*COMPITO*:
Per favore, indica di quanto è aumentato il tasso di criminalità minorile in Italia dal 2010 a oggi secondo il brano sulla criminalità giovanile.

Criminalità giovanile e baby gang
La criminalità giovanile in Italia ha registrato un aumento del 15% negli ultimi dieci anni, con un incremento di episodi di violenza attribuiti a baby-gang. Questi gruppi di giovani commettono reati come rapine e aggressioni, espressione spesso di disagi familiari o sociali.
In Italia, è stato segnalato un calo dei reati violenti negli ultimi dieci anni. Eppure, il tasso di criminalità minorile, dal 2010 fino ad oggi è aumentato del 15%. Le motivazioni potrebbero essere molte, e sembrano legarsi a doppio filo alla cultura che i giovani introiettano a partire dall'ambiente scolastico, familiare, dalla televisione e dai social media.
In questo contesto, come mai prima d'ora, le città italiane appaiono segnate dalla presenza di baby-gang: gruppi di giovani e, talvolta, di giovanissimi, che terrorizzano la città con rapine, risse, vendita di stupefacenti e altri reati violenti o legati alla droga.
Pochi mesi fa, ha fatto scalpore il caso del trapper Shiva: accusato di aver ferito, con un'arma da fuoco, due coetanei che gli avevano teso un agguato. E lo stesso discorso potrebbe valere per molti altri esponenti della scena musicale del genere trap: alcuni di questi cantanti, hanno infatti alle spalle reati per rapina a mano armata, rissa e tentato omicidio.
Ma perché la criminalità giovanile è in aumento? E da cosa è giustificata, oggi come nel passato, l'aggressività e la violenza dei più giovani?
Criminalità giovanile e aggressività
Le baby-gang sono gruppi di giovani o giovanissimi che si uniscono in bande per mettere in atto azioni criminali. Non di rado, questi giovani provengono dalle periferie, ma l'estrazione sociale non sembra essere un fattore discriminante nel fenomeno della criminalità giovanile.

*ESTRATTO DEI DATI*:
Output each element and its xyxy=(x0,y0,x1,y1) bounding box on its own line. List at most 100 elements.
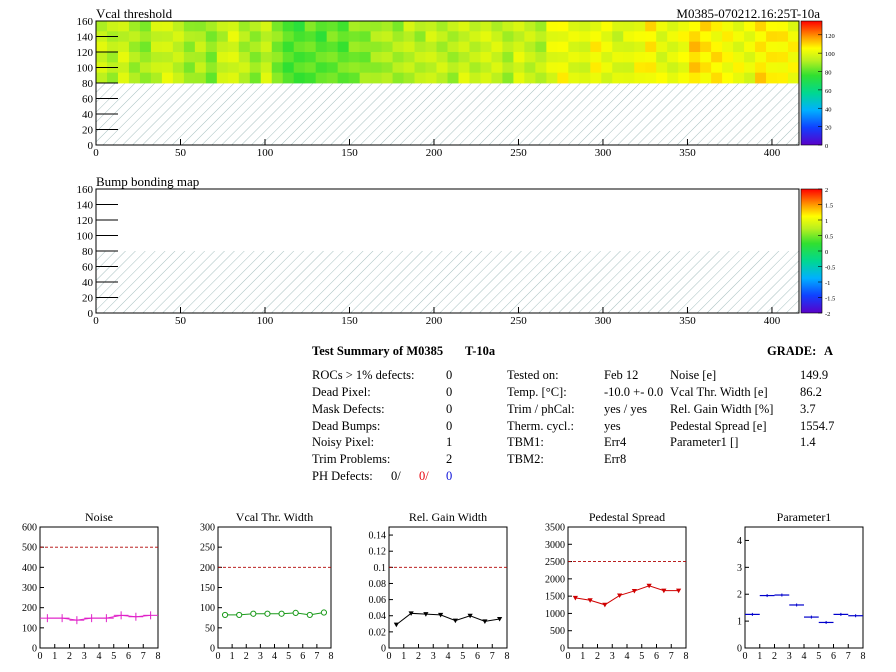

*RISPOSTA CORRETTA*:
Dal 2010 a oggi il tasso di criminalità minorile in Italia è aumentato del 15%.